--- START Source passage ---

Almost all the mathematical energy is spent proving the first part of this theorem. The second part is just a small addendum: Suppose a function
f has time averages which are not almost everywhere constant. Then the threshold set
\{A_n f \leq \tau\}
must have a probability strictly between 0 and 1 for some threshold
\tau. (This is a general feature of random variables that are not a.e. constant.)
But since the limiting time-average is a time-invariant property (stating something about the right-hand tail of the sample path), this thresholding set is an invariant set. Thus, if the limiting time-averages are not a.e. unique, the time shift has a non-trivial trapping set.
So again, the heavy lifting lies in proving that the time-averages actually converge on all sample paths when the time shift is measure-preserving. Billingsley gives two proofs of this, one following idea by von Neumann, and one following Birkhoff.
The Von Neumann Proof
Let's say that a function is "flat" if it has converging time-averages. We can then summarize von Neumann's proof along roughly these lines:
- Time-invariant functions are always flat.
- Increment functions of the form s(\omega) \;=\; g(\omega) - g(T\omega), where g is any function, are also flat.
- Flatness is preserved by taking linear combinations.
- Any square-integrable function can be obtained as the L^2 limit of (linear combinations of) invariant functions and increment functions.
- Moreover, the L^2 limit of a sequence of flat L^2 functions is flat; in other words, flatness is preserved by limits.
- Hence, all L^2 functions are flat.
This argument seems somewhat magical at first, but I think more familiarity with the concept of
orthogonality and
total sets in the
L^p Hilbert spaces could make it seem more natural.
Just as an example of how this might work, consider the coordinate function
f(\omega) = X_0(\omega). In order to obtain this function as a limit of our basis functions, fix a decay rate
r < 1 and consider the function
g(\omega) \;=\; X_0(\omega) + r X_1(\omega) + r^2 X_2(\omega) + r^3 X_3(\omega) + \cdots
Then for
r \rightarrow 1, we get a converging series of increment functions,
g(\omega) - g(T\omega) \;\rightarrow\; X_0(\omega). If the coordinates are bounded (as in a Bernoulli process), this convergence is uniform across all sample paths. Billingsley uses an abstract and non-constructive orthogonality argument to show that such decompositions are always possible.

--- END Source passage ---

Please quote the passage on the ergodic theorem between "- Flatness is" and "functions are flat.", inclusive.

--- START Excerpted records ---

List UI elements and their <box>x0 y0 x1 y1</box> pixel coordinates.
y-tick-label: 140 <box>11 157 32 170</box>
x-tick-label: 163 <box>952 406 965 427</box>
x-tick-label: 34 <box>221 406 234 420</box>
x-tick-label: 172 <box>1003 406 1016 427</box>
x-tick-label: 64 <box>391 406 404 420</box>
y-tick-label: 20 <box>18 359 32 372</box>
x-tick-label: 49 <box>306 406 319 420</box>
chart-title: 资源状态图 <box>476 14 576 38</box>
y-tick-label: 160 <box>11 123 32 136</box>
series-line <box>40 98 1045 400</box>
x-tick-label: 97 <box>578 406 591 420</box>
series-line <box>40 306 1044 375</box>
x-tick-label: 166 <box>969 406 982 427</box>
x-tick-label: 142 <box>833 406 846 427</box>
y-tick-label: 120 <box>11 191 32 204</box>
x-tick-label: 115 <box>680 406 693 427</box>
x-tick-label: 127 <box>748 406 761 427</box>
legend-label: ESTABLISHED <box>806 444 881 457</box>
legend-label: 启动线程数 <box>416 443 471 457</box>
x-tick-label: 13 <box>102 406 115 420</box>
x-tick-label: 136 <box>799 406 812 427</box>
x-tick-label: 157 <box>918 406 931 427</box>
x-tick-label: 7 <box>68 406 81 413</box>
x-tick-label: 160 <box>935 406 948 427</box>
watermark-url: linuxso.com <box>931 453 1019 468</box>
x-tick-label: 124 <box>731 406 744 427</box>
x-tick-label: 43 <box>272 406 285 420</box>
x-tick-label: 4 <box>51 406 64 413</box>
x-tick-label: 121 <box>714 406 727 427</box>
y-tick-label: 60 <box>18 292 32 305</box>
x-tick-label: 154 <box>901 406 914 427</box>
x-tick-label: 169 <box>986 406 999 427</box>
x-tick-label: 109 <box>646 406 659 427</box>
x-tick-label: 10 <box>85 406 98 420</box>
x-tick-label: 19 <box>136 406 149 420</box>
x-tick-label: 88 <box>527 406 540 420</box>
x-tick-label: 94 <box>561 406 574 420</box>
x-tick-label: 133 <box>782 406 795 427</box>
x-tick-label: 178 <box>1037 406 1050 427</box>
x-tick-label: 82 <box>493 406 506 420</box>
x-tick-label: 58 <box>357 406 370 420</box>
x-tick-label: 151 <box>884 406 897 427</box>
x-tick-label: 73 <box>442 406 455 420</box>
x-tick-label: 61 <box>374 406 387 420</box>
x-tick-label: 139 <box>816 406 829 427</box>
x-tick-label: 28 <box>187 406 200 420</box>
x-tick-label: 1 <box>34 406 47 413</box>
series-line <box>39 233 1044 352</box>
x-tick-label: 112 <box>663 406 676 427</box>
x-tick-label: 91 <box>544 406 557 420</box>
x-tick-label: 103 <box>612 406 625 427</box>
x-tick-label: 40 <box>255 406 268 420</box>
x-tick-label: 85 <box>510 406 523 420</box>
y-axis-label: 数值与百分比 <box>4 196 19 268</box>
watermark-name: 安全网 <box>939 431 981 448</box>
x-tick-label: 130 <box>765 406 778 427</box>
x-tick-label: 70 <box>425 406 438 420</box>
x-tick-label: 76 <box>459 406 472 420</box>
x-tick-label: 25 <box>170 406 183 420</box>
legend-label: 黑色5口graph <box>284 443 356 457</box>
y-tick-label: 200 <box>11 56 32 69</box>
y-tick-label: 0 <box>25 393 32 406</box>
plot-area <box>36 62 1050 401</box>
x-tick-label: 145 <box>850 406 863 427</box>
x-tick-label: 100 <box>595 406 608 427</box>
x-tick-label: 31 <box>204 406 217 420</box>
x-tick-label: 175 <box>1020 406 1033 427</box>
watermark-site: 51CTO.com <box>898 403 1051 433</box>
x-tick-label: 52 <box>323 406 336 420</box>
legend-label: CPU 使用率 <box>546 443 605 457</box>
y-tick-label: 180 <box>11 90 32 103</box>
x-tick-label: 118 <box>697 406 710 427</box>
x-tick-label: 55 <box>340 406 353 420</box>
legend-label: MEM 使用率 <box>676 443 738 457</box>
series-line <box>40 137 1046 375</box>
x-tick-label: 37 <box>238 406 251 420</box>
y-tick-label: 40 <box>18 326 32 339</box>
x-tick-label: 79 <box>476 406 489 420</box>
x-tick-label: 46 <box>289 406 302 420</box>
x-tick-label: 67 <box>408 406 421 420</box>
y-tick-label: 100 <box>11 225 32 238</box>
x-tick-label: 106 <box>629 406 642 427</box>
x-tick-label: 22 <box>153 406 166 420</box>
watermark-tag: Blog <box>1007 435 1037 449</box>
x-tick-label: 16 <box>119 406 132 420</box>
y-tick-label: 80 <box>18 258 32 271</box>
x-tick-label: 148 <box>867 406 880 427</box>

--- END Excerpted records ---

» **Solution to this task**
- Flatness is preserved by taking linear combinations.
- Any square-integrable function can be obtained as the L^2 limit of (linear combinations of) invariant functions and increment functions.
- Moreover, the L^2 limit of a sequence of flat L^2 functions is flat; in other words, flatness is preserved by limits.
- Hence, all L^2 functions are flat.